- Work to complete -
Reproduce each line of the listing exactly.
----- Data for the task -----
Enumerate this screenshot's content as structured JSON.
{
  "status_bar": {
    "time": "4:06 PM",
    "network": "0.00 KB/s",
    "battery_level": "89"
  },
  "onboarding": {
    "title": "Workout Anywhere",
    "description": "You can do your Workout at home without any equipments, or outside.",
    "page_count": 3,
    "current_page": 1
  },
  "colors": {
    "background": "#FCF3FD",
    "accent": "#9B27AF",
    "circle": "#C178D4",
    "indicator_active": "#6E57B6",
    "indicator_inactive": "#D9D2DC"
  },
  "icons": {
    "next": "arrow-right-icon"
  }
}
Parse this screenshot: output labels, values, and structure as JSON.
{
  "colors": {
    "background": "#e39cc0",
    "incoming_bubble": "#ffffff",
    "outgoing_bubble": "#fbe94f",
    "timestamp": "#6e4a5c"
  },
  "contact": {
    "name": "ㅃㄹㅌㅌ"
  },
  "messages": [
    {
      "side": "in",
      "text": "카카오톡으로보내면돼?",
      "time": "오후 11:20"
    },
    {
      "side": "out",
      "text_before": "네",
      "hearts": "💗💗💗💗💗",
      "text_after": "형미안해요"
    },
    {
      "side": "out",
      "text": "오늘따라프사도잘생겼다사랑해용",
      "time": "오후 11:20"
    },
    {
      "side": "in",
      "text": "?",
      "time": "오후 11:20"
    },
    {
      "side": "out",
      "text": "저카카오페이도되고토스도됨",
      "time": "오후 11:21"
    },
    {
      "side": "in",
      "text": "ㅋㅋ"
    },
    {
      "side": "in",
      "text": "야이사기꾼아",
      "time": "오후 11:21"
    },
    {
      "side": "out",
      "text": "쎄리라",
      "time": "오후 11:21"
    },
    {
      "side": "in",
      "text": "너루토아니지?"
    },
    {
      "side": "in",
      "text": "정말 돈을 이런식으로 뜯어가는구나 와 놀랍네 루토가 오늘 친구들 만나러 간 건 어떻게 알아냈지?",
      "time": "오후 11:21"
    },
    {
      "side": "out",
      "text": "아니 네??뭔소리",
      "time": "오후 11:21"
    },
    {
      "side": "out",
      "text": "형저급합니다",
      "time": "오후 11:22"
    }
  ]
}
-----
- Response -
Enumerate this screenshot's content as structured JSON.
{
  "status_bar": {
    "time": "4:06 PM",
    "network": "0.00 KB/s",
    "battery_level": "89"
  },
  "onboarding": {
    "title": "Workout Anywhere",
    "description": "You can do your Workout at home without any equipments, or outside.",
    "page_count": 3,
    "current_page": 1
  },
  "colors": {
    "background": "#FCF3FD",
    "accent": "#9B27AF",
    "circle": "#C178D4",
    "indicator_active": "#6E57B6",
    "indicator_inactive": "#D9D2DC"
  },
  "icons": {
    "next": "arrow-right-icon"
  }
}
Parse this screenshot: output labels, values, and structure as JSON.
{
  "colors": {
    "background": "#e39cc0",
    "incoming_bubble": "#ffffff",
    "outgoing_bubble": "#fbe94f",
    "timestamp": "#6e4a5c"
  },
  "contact": {
    "name": "ㅃㄹㅌㅌ"
  },
  "messages": [
    {
      "side": "in",
      "text": "카카오톡으로보내면돼?",
      "time": "오후 11:20"
    },
    {
      "side": "out",
      "text_before": "네",
      "hearts": "💗💗💗💗💗",
      "text_after": "형미안해요"
    },
    {
      "side": "out",
      "text": "오늘따라프사도잘생겼다사랑해용",
      "time": "오후 11:20"
    },
    {
      "side": "in",
      "text": "?",
      "time": "오후 11:20"
    },
    {
      "side": "out",
      "text": "저카카오페이도되고토스도됨",
      "time": "오후 11:21"
    },
    {
      "side": "in",
      "text": "ㅋㅋ"
    },
    {
      "side": "in",
      "text": "야이사기꾼아",
      "time": "오후 11:21"
    },
    {
      "side": "out",
      "text": "쎄리라",
      "time": "오후 11:21"
    },
    {
      "side": "in",
      "text": "너루토아니지?"
    },
    {
      "side": "in",
      "text": "정말 돈을 이런식으로 뜯어가는구나 와 놀랍네 루토가 오늘 친구들 만나러 간 건 어떻게 알아냈지?",
      "time": "오후 11:21"
    },
    {
      "side": "out",
      "text": "아니 네??뭔소리",
      "time": "오후 11:21"
    },
    {
      "side": "out",
      "text": "형저급합니다",
      "time": "오후 11:22"
    }
  ]
}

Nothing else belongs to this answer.